§ **Exercise instructions**
Print the listing in full, keeping every line exactly as it is.

§ **Provided records**
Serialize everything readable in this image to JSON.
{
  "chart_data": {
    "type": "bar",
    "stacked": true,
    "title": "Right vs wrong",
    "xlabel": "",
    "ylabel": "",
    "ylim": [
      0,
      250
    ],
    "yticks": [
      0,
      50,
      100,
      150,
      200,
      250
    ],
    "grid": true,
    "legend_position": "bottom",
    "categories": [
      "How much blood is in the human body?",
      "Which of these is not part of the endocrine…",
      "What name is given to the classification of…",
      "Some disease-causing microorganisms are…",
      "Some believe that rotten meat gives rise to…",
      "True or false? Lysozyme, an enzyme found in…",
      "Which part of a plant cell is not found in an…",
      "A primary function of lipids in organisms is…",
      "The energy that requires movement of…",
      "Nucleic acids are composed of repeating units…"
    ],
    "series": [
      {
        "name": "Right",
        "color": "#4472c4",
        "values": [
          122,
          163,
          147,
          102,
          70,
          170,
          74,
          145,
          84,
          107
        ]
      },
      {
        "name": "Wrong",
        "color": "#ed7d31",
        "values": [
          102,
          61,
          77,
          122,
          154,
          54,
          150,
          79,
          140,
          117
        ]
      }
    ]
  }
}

§ **Response**
Serialize everything readable in this image to JSON.
{
  "chart_data": {
    "type": "bar",
    "stacked": true,
    "title": "Right vs wrong",
    "xlabel": "",
    "ylabel": "",
    "ylim": [
      0,
      250
    ],
    "yticks": [
      0,
      50,
      100,
      150,
      200,
      250
    ],
    "grid": true,
    "legend_position": "bottom",
    "categories": [
      "How much blood is in the human body?",
      "Which of these is not part of the endocrine…",
      "What name is given to the classification of…",
      "Some disease-causing microorganisms are…",
      "Some believe that rotten meat gives rise to…",
      "True or false? Lysozyme, an enzyme found in…",
      "Which part of a plant cell is not found in an…",
      "A primary function of lipids in organisms is…",
      "The energy that requires movement of…",
      "Nucleic acids are composed of repeating units…"
    ],
    "series": [
      {
        "name": "Right",
        "color": "#4472c4",
        "values": [
          122,
          163,
          147,
          102,
          70,
          170,
          74,
          145,
          84,
          107
        ]
      },
      {
        "name": "Wrong",
        "color": "#ed7d31",
        "values": [
          102,
          61,
          77,
          122,
          154,
          54,
          150,
          79,
          140,
          117
        ]
      }
    ]
  }
}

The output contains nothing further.